• [AIM OF THE EXERCISE] Read the lines that follow and pick out every one containing the word "Signature".

○ ○ ○ ○

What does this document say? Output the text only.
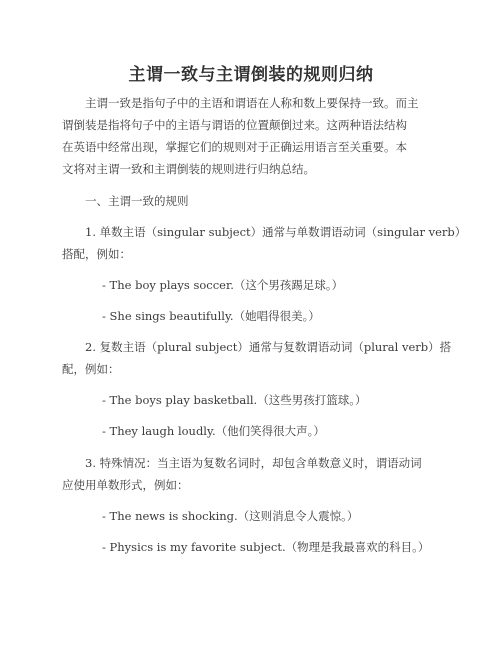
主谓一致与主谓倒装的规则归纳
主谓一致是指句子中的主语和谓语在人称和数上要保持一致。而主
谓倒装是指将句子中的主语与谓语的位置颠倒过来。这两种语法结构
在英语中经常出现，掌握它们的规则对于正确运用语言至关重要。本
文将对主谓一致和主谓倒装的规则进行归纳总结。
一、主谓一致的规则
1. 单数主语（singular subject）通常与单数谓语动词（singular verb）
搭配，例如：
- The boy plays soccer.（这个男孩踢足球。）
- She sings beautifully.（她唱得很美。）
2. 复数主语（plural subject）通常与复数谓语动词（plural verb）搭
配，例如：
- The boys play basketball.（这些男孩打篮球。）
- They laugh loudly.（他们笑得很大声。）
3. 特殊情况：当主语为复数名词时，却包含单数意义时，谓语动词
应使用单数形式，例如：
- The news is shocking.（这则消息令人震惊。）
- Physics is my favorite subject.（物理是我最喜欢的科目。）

○ ○ ○ ○

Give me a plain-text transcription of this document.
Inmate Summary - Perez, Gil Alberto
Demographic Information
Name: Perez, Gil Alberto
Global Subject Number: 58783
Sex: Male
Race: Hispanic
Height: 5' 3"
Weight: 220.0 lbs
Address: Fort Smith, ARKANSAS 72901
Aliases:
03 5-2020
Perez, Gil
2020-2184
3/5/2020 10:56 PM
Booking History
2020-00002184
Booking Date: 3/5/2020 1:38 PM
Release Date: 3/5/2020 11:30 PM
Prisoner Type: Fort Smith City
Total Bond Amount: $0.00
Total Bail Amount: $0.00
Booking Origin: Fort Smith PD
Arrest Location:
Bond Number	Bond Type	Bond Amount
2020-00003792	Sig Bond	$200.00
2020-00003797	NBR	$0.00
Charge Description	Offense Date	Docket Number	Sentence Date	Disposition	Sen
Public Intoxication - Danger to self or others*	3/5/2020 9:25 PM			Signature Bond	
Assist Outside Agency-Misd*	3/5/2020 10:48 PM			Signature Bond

○ ○ ○ ○

• [RESULT]
Public Intoxication - Danger to self or others*	3/5/2020 9:25 PM			Signature Bond	
Assist Outside Agency-Misd*	3/5/2020 10:48 PM			Signature Bond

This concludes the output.